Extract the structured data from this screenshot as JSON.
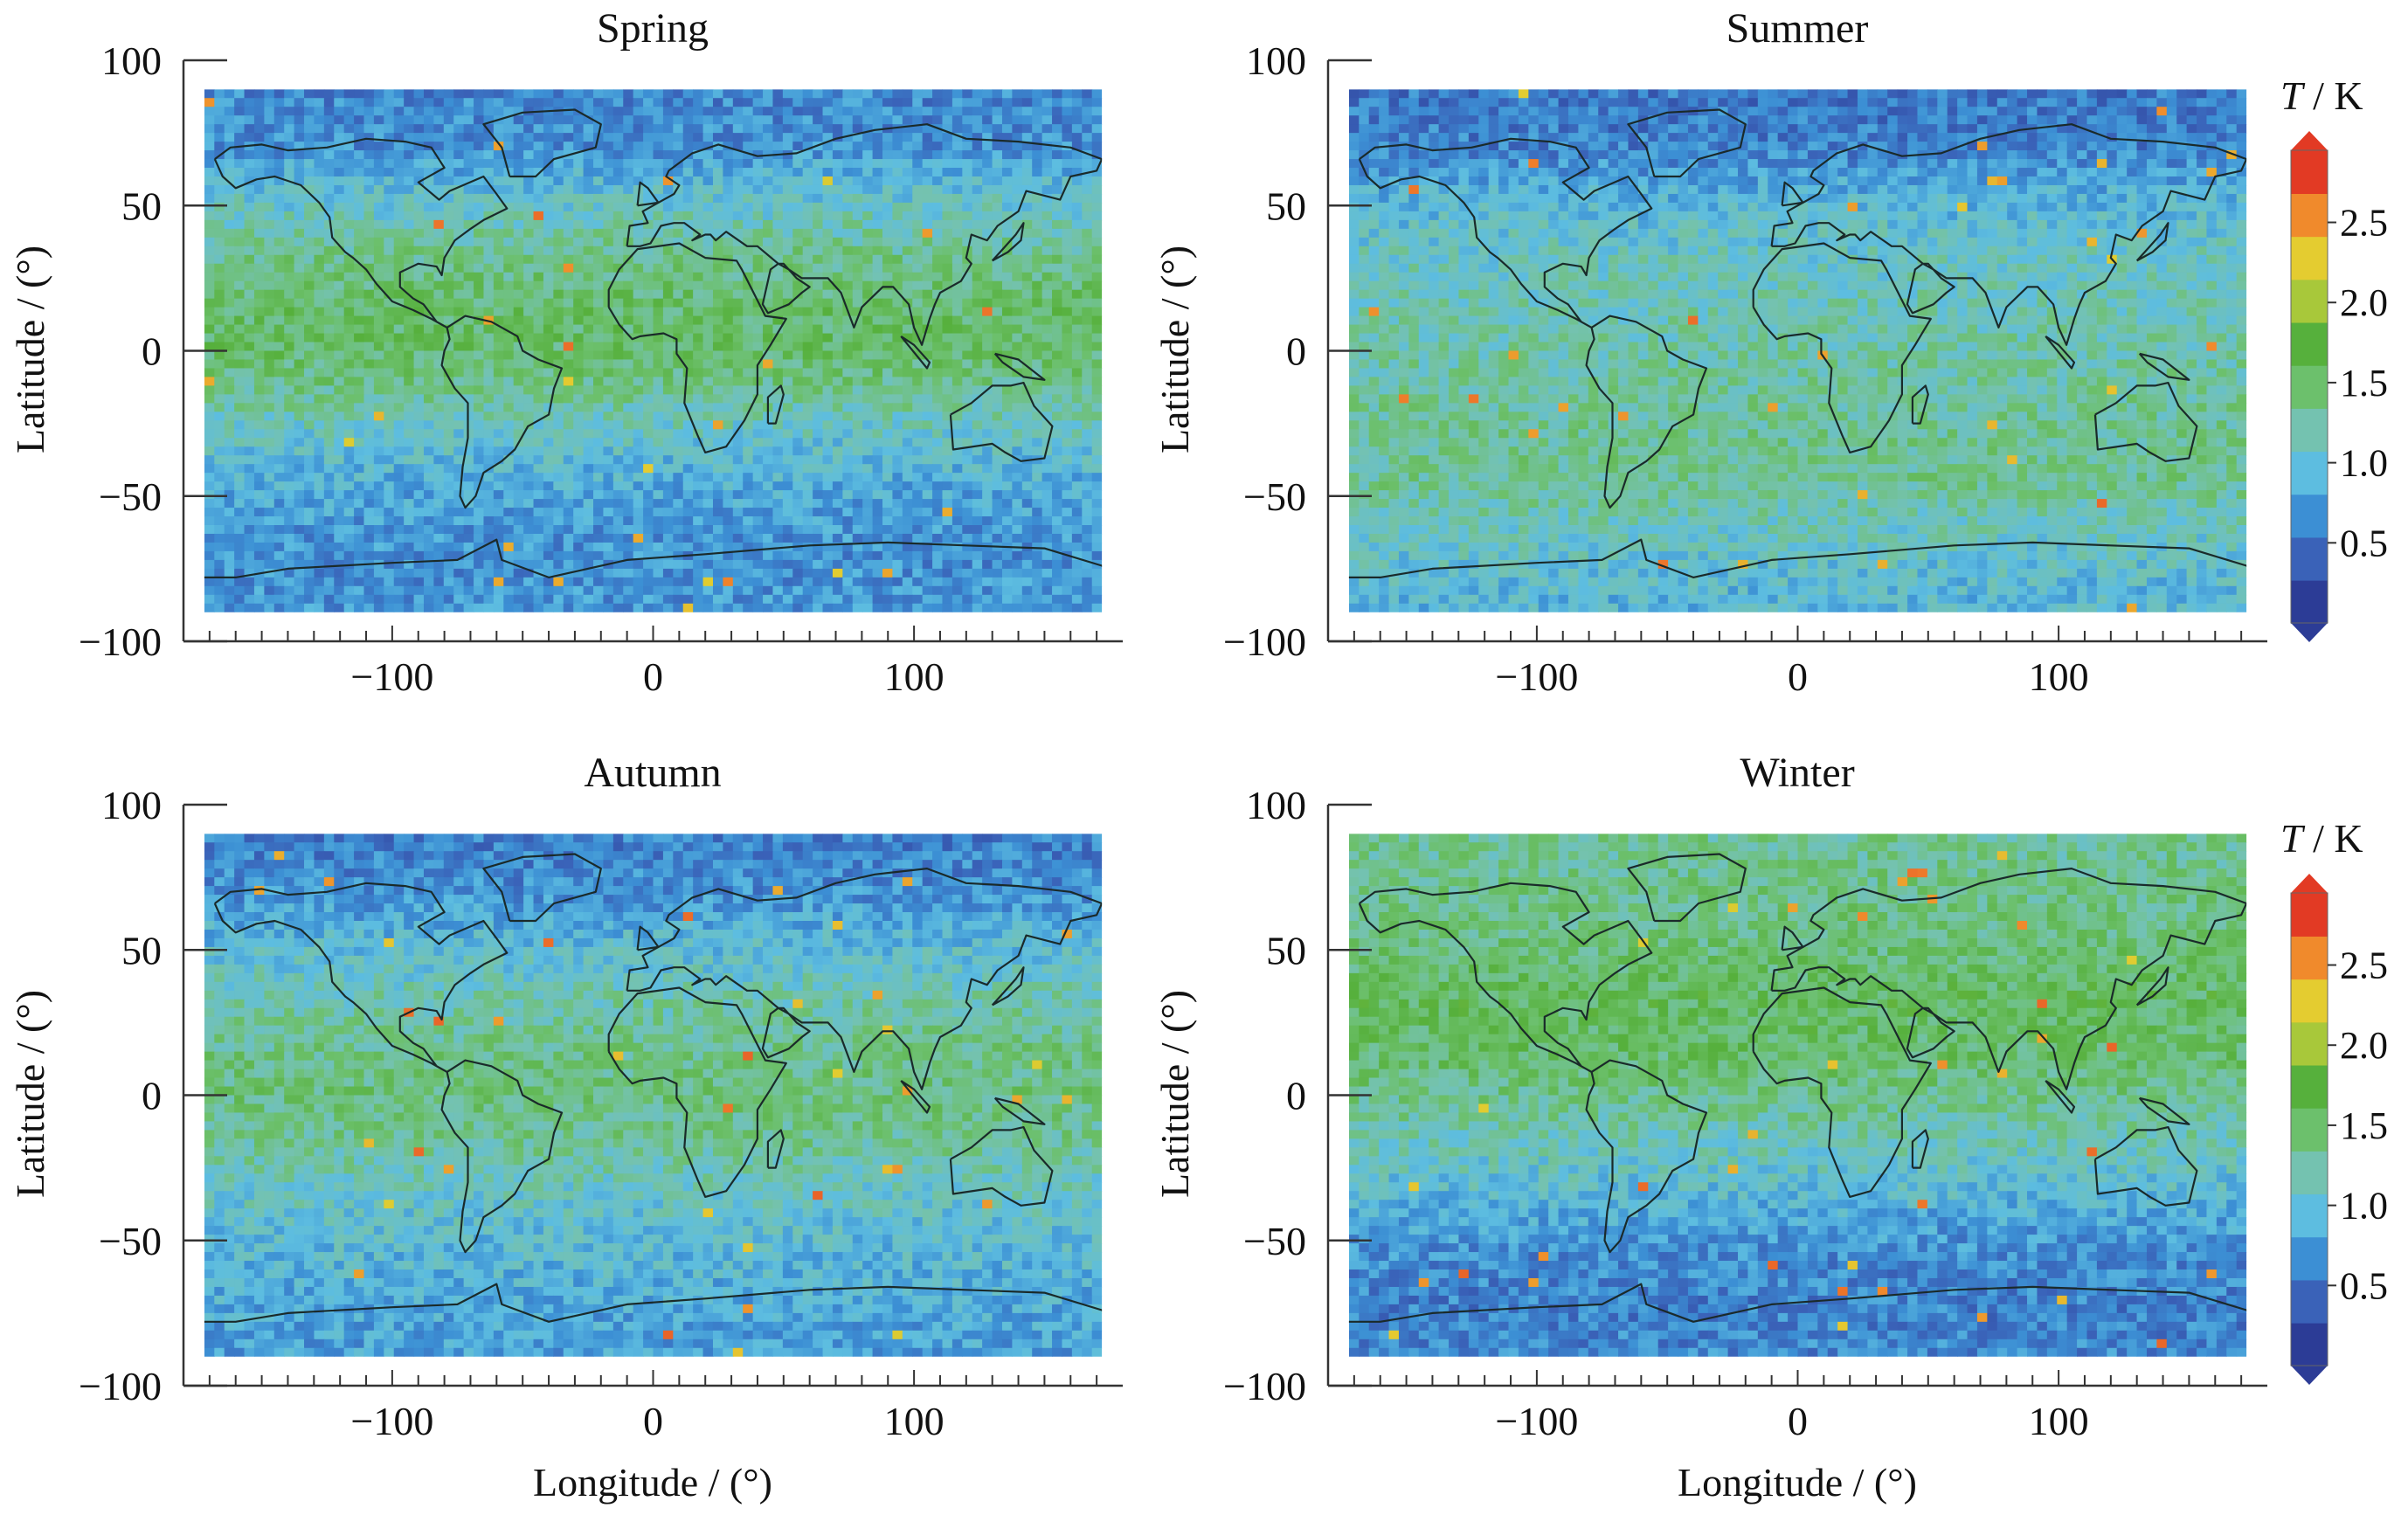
{
  "colorbar": {
    "title_var": "T",
    "title_unit": " / K",
    "tick_labels": [
      "0.5",
      "1.0",
      "1.5",
      "2.0",
      "2.5"
    ],
    "tick_values": [
      0.5,
      1.0,
      1.5,
      2.0,
      2.5
    ],
    "range": [
      0,
      2.95
    ],
    "colors": [
      "#2c3c96",
      "#3a62b8",
      "#3c8fd4",
      "#5dbde0",
      "#74c2b0",
      "#6cc06c",
      "#56b03c",
      "#a8c83a",
      "#e4cc30",
      "#f08a2c",
      "#e23a24"
    ]
  },
  "chart_data": [
    {
      "type": "heatmap",
      "title": "Spring",
      "xlabel": "",
      "ylabel": "Latitude / (°)",
      "xlim": [
        -180,
        180
      ],
      "ylim": [
        -100,
        100
      ],
      "x_tick_values": [
        -100,
        0,
        100
      ],
      "x_tick_labels": [
        "−100",
        "0",
        "100"
      ],
      "y_tick_values": [
        100,
        50,
        0,
        -50,
        -100
      ],
      "y_tick_labels": [
        "100",
        "50",
        "0",
        "−50",
        "−100"
      ],
      "data_extent_lat": [
        -90,
        90
      ],
      "colorbar": "T / K",
      "zonal_mean_T": [
        {
          "lat": 85,
          "value": 0.55
        },
        {
          "lat": 70,
          "value": 0.6
        },
        {
          "lat": 55,
          "value": 0.95
        },
        {
          "lat": 35,
          "value": 1.3
        },
        {
          "lat": 15,
          "value": 1.5
        },
        {
          "lat": 0,
          "value": 1.5
        },
        {
          "lat": -15,
          "value": 1.3
        },
        {
          "lat": -30,
          "value": 1.0
        },
        {
          "lat": -45,
          "value": 0.8
        },
        {
          "lat": -60,
          "value": 0.65
        },
        {
          "lat": -75,
          "value": 0.6
        },
        {
          "lat": -88,
          "value": 0.65
        }
      ]
    },
    {
      "type": "heatmap",
      "title": "Summer",
      "xlabel": "",
      "ylabel": "Latitude / (°)",
      "xlim": [
        -180,
        180
      ],
      "ylim": [
        -100,
        100
      ],
      "x_tick_values": [
        -100,
        0,
        100
      ],
      "x_tick_labels": [
        "−100",
        "0",
        "100"
      ],
      "y_tick_values": [
        100,
        50,
        0,
        -50,
        -100
      ],
      "y_tick_labels": [
        "100",
        "50",
        "0",
        "−50",
        "−100"
      ],
      "data_extent_lat": [
        -90,
        90
      ],
      "colorbar": "T / K",
      "zonal_mean_T": [
        {
          "lat": 85,
          "value": 0.45
        },
        {
          "lat": 70,
          "value": 0.5
        },
        {
          "lat": 55,
          "value": 0.8
        },
        {
          "lat": 35,
          "value": 1.05
        },
        {
          "lat": 15,
          "value": 1.15
        },
        {
          "lat": 0,
          "value": 1.2
        },
        {
          "lat": -15,
          "value": 1.25
        },
        {
          "lat": -30,
          "value": 1.3
        },
        {
          "lat": -45,
          "value": 1.3
        },
        {
          "lat": -60,
          "value": 1.1
        },
        {
          "lat": -75,
          "value": 0.95
        },
        {
          "lat": -88,
          "value": 0.85
        }
      ]
    },
    {
      "type": "heatmap",
      "title": "Autumn",
      "xlabel": "Longitude / (°)",
      "ylabel": "Latitude / (°)",
      "xlim": [
        -180,
        180
      ],
      "ylim": [
        -100,
        100
      ],
      "x_tick_values": [
        -100,
        0,
        100
      ],
      "x_tick_labels": [
        "−100",
        "0",
        "100"
      ],
      "y_tick_values": [
        100,
        50,
        0,
        -50,
        -100
      ],
      "y_tick_labels": [
        "100",
        "50",
        "0",
        "−50",
        "−100"
      ],
      "data_extent_lat": [
        -90,
        90
      ],
      "colorbar": "T / K",
      "zonal_mean_T": [
        {
          "lat": 85,
          "value": 0.5
        },
        {
          "lat": 70,
          "value": 0.6
        },
        {
          "lat": 55,
          "value": 0.85
        },
        {
          "lat": 35,
          "value": 1.15
        },
        {
          "lat": 15,
          "value": 1.35
        },
        {
          "lat": 0,
          "value": 1.4
        },
        {
          "lat": -15,
          "value": 1.3
        },
        {
          "lat": -30,
          "value": 1.1
        },
        {
          "lat": -45,
          "value": 0.95
        },
        {
          "lat": -60,
          "value": 0.85
        },
        {
          "lat": -75,
          "value": 0.75
        },
        {
          "lat": -88,
          "value": 0.7
        }
      ]
    },
    {
      "type": "heatmap",
      "title": "Winter",
      "xlabel": "Longitude / (°)",
      "ylabel": "Latitude / (°)",
      "xlim": [
        -180,
        180
      ],
      "ylim": [
        -100,
        100
      ],
      "x_tick_values": [
        -100,
        0,
        100
      ],
      "x_tick_labels": [
        "−100",
        "0",
        "100"
      ],
      "y_tick_values": [
        100,
        50,
        0,
        -50,
        -100
      ],
      "y_tick_labels": [
        "100",
        "50",
        "0",
        "−50",
        "−100"
      ],
      "data_extent_lat": [
        -90,
        90
      ],
      "colorbar": "T / K",
      "zonal_mean_T": [
        {
          "lat": 85,
          "value": 1.3
        },
        {
          "lat": 70,
          "value": 1.35
        },
        {
          "lat": 55,
          "value": 1.4
        },
        {
          "lat": 35,
          "value": 1.55
        },
        {
          "lat": 15,
          "value": 1.5
        },
        {
          "lat": 0,
          "value": 1.35
        },
        {
          "lat": -15,
          "value": 1.15
        },
        {
          "lat": -30,
          "value": 0.95
        },
        {
          "lat": -45,
          "value": 0.7
        },
        {
          "lat": -60,
          "value": 0.55
        },
        {
          "lat": -75,
          "value": 0.5
        },
        {
          "lat": -88,
          "value": 0.55
        }
      ]
    }
  ]
}
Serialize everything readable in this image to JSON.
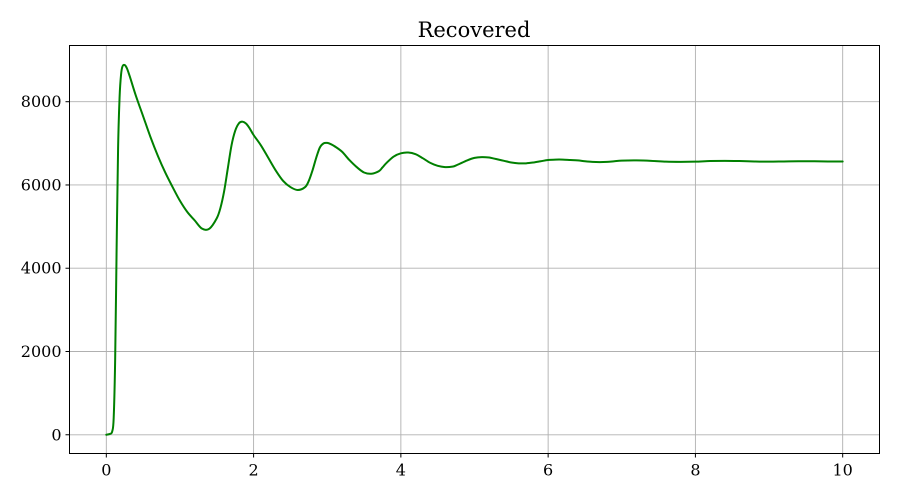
{
  "chart_data": {
    "type": "line",
    "title": "Recovered",
    "xlabel": "",
    "ylabel": "",
    "xlim": [
      -0.5,
      10.5
    ],
    "ylim": [
      -450,
      9350
    ],
    "xticks": [
      0,
      2,
      4,
      6,
      8,
      10
    ],
    "xtick_labels": [
      "0",
      "2",
      "4",
      "6",
      "8",
      "10"
    ],
    "yticks": [
      0,
      2000,
      4000,
      6000,
      8000
    ],
    "ytick_labels": [
      "0",
      "2000",
      "4000",
      "6000",
      "8000"
    ],
    "grid": true,
    "legend": false,
    "series": [
      {
        "color": "#008000",
        "x": [
          0,
          0.05,
          0.08,
          0.1,
          0.12,
          0.14,
          0.16,
          0.18,
          0.2,
          0.22,
          0.25,
          0.28,
          0.32,
          0.4,
          0.5,
          0.6,
          0.7,
          0.8,
          0.9,
          1.0,
          1.1,
          1.2,
          1.3,
          1.4,
          1.5,
          1.55,
          1.6,
          1.65,
          1.7,
          1.75,
          1.8,
          1.85,
          1.9,
          1.95,
          2.0,
          2.1,
          2.2,
          2.3,
          2.4,
          2.5,
          2.6,
          2.7,
          2.75,
          2.8,
          2.85,
          2.9,
          2.95,
          3.0,
          3.05,
          3.1,
          3.2,
          3.3,
          3.4,
          3.5,
          3.6,
          3.7,
          3.75,
          3.8,
          3.9,
          4.0,
          4.1,
          4.2,
          4.3,
          4.4,
          4.5,
          4.6,
          4.7,
          4.75,
          4.8,
          4.9,
          5.0,
          5.1,
          5.2,
          5.25,
          5.3,
          5.4,
          5.5,
          5.6,
          5.7,
          5.8,
          5.9,
          6.0,
          6.1,
          6.2,
          6.3,
          6.4,
          6.5,
          6.6,
          6.7,
          6.8,
          6.9,
          7.0,
          7.2,
          7.4,
          7.6,
          7.8,
          8.0,
          8.2,
          8.4,
          8.6,
          8.8,
          9.0,
          9.2,
          9.4,
          9.6,
          9.8,
          10.0
        ],
        "y": [
          0,
          20,
          80,
          400,
          1800,
          4500,
          6900,
          8100,
          8650,
          8850,
          8880,
          8800,
          8600,
          8150,
          7650,
          7150,
          6700,
          6300,
          5950,
          5620,
          5350,
          5150,
          4950,
          4950,
          5200,
          5450,
          5850,
          6400,
          6950,
          7300,
          7480,
          7520,
          7470,
          7350,
          7200,
          6950,
          6650,
          6350,
          6100,
          5950,
          5880,
          5950,
          6100,
          6350,
          6650,
          6900,
          7000,
          7010,
          6980,
          6930,
          6800,
          6600,
          6430,
          6300,
          6270,
          6330,
          6420,
          6520,
          6680,
          6760,
          6780,
          6740,
          6640,
          6530,
          6460,
          6430,
          6440,
          6470,
          6510,
          6590,
          6650,
          6670,
          6660,
          6640,
          6620,
          6580,
          6540,
          6520,
          6520,
          6540,
          6570,
          6600,
          6610,
          6610,
          6600,
          6590,
          6570,
          6555,
          6550,
          6555,
          6570,
          6585,
          6590,
          6580,
          6560,
          6555,
          6560,
          6575,
          6580,
          6575,
          6565,
          6560,
          6565,
          6570,
          6570,
          6565,
          6565
        ]
      }
    ]
  }
}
------------------------------------------------------------------------
### Problem statement
Where a line in the entries holds "JSON", copy that line.

### Answer in full
Extract the structured data from this screenshot as JSON.
Serialize everything readable in this image to JSON.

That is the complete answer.